** start RECORDS FOR THIS TASK **

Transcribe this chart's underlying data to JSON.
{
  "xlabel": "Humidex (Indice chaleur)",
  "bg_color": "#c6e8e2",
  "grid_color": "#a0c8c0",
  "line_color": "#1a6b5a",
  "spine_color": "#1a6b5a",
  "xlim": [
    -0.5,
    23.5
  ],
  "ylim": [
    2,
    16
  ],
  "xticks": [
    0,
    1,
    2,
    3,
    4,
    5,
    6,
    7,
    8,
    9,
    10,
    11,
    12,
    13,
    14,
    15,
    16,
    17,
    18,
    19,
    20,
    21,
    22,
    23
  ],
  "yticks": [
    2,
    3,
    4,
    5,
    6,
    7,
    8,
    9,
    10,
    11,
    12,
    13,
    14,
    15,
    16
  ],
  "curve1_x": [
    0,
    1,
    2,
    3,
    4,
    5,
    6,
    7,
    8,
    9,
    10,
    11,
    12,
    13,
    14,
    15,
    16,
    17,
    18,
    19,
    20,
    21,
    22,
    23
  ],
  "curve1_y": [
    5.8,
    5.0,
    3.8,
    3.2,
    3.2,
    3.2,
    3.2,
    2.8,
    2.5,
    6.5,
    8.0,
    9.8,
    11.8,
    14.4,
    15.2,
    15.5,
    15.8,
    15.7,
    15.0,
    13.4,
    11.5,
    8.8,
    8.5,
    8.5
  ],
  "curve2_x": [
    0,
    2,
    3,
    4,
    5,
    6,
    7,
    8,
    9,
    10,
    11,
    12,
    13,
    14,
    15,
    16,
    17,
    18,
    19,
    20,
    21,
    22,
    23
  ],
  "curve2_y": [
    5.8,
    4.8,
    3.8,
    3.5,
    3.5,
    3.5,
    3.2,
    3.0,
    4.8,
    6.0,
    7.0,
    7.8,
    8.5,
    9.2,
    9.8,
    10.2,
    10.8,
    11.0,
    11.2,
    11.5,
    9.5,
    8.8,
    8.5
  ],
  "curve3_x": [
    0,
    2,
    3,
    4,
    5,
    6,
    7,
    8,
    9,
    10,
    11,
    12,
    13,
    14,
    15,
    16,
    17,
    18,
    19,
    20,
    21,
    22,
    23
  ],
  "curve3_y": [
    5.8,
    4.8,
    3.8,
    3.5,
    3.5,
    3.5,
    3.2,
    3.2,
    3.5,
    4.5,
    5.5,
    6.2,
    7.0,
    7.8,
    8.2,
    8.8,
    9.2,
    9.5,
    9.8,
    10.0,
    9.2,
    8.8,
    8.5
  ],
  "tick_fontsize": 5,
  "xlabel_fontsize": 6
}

** end RECORDS FOR THIS TASK **

[TASK BRIEF]
Each line of the material should be duplicated exactly, please.

[EXERCISE RESULT]
Transcribe this chart's underlying data to JSON.
{
  "xlabel": "Humidex (Indice chaleur)",
  "bg_color": "#c6e8e2",
  "grid_color": "#a0c8c0",
  "line_color": "#1a6b5a",
  "spine_color": "#1a6b5a",
  "xlim": [
    -0.5,
    23.5
  ],
  "ylim": [
    2,
    16
  ],
  "xticks": [
    0,
    1,
    2,
    3,
    4,
    5,
    6,
    7,
    8,
    9,
    10,
    11,
    12,
    13,
    14,
    15,
    16,
    17,
    18,
    19,
    20,
    21,
    22,
    23
  ],
  "yticks": [
    2,
    3,
    4,
    5,
    6,
    7,
    8,
    9,
    10,
    11,
    12,
    13,
    14,
    15,
    16
  ],
  "curve1_x": [
    0,
    1,
    2,
    3,
    4,
    5,
    6,
    7,
    8,
    9,
    10,
    11,
    12,
    13,
    14,
    15,
    16,
    17,
    18,
    19,
    20,
    21,
    22,
    23
  ],
  "curve1_y": [
    5.8,
    5.0,
    3.8,
    3.2,
    3.2,
    3.2,
    3.2,
    2.8,
    2.5,
    6.5,
    8.0,
    9.8,
    11.8,
    14.4,
    15.2,
    15.5,
    15.8,
    15.7,
    15.0,
    13.4,
    11.5,
    8.8,
    8.5,
    8.5
  ],
  "curve2_x": [
    0,
    2,
    3,
    4,
    5,
    6,
    7,
    8,
    9,
    10,
    11,
    12,
    13,
    14,
    15,
    16,
    17,
    18,
    19,
    20,
    21,
    22,
    23
  ],
  "curve2_y": [
    5.8,
    4.8,
    3.8,
    3.5,
    3.5,
    3.5,
    3.2,
    3.0,
    4.8,
    6.0,
    7.0,
    7.8,
    8.5,
    9.2,
    9.8,
    10.2,
    10.8,
    11.0,
    11.2,
    11.5,
    9.5,
    8.8,
    8.5
  ],
  "curve3_x": [
    0,
    2,
    3,
    4,
    5,
    6,
    7,
    8,
    9,
    10,
    11,
    12,
    13,
    14,
    15,
    16,
    17,
    18,
    19,
    20,
    21,
    22,
    23
  ],
  "curve3_y": [
    5.8,
    4.8,
    3.8,
    3.5,
    3.5,
    3.5,
    3.2,
    3.2,
    3.5,
    4.5,
    5.5,
    6.2,
    7.0,
    7.8,
    8.2,
    8.8,
    9.2,
    9.5,
    9.8,
    10.0,
    9.2,
    8.8,
    8.5
  ],
  "tick_fontsize": 5,
  "xlabel_fontsize": 6
}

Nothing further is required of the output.